> TASK OBJECTIVE
Search the data for the word "image". Reproduce every line where it is found.

-- Start --

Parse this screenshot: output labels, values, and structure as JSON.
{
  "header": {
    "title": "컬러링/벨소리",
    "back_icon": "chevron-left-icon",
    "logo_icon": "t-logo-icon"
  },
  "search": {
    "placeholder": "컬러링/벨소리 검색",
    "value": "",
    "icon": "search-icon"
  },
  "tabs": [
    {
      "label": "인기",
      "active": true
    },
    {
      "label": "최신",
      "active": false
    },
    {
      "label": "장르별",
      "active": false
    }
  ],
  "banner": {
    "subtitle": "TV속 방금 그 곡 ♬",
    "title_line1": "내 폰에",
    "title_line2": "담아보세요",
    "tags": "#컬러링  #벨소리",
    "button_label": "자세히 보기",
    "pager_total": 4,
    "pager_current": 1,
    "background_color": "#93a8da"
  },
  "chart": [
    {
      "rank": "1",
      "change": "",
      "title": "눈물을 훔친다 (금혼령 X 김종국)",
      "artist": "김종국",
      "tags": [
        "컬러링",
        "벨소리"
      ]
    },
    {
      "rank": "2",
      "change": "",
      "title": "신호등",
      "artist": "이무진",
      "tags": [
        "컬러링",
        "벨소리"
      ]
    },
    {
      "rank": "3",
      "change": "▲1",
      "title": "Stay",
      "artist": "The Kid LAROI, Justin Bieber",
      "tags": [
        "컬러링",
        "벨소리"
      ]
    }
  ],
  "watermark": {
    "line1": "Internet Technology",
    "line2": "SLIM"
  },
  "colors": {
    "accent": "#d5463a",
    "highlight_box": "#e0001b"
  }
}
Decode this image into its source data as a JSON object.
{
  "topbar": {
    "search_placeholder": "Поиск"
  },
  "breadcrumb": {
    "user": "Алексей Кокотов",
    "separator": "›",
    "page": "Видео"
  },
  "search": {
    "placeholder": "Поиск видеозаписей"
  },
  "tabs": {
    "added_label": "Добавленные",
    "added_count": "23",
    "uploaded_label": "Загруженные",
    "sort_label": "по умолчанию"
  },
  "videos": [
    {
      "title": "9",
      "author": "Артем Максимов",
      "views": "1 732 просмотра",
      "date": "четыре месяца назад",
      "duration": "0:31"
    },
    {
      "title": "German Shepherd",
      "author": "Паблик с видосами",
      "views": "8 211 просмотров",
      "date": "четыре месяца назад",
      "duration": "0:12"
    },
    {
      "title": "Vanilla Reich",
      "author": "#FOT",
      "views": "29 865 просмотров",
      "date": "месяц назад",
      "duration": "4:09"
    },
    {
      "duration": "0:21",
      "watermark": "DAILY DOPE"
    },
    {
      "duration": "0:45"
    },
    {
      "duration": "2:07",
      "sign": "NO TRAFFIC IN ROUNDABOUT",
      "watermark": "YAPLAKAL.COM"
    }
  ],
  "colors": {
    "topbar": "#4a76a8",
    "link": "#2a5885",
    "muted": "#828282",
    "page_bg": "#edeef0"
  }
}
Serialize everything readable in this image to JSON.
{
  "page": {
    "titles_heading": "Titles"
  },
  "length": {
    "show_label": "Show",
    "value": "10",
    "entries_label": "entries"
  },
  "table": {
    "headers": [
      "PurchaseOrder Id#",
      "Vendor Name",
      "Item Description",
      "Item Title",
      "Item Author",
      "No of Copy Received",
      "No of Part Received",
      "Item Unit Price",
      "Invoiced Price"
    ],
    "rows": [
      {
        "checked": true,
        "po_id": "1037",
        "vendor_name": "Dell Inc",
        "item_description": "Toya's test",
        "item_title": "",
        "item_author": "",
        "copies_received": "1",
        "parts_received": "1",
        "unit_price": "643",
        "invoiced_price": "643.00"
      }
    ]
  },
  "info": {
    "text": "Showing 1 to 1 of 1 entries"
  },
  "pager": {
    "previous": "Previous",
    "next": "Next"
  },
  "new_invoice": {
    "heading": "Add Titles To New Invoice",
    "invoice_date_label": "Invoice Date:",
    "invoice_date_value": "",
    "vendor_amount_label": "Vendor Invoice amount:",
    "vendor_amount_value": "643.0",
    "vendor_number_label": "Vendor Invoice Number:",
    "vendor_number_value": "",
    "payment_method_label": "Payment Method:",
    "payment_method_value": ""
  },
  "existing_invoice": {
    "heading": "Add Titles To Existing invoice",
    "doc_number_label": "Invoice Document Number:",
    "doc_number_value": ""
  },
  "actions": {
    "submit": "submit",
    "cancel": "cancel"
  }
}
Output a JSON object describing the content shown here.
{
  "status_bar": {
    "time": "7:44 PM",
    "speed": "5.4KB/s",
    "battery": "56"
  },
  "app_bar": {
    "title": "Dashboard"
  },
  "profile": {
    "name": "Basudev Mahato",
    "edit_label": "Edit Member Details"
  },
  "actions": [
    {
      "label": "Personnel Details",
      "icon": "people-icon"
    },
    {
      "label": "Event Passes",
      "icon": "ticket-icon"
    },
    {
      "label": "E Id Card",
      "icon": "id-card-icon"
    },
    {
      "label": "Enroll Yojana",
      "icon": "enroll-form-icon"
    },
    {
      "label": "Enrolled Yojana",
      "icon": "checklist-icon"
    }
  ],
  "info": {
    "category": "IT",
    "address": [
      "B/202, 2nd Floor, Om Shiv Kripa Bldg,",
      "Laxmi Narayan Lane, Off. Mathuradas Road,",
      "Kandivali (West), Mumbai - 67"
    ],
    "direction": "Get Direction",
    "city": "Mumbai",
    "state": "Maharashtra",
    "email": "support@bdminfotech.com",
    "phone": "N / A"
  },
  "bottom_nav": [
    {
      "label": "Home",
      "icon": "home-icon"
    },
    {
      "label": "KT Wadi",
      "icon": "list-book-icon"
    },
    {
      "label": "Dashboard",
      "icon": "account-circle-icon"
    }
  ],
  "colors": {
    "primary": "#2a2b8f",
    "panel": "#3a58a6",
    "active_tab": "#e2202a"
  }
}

-- End --

> ANSWER IN FULL
Decode this image into its source data as a JSON object.
Serialize everything readable in this image to JSON.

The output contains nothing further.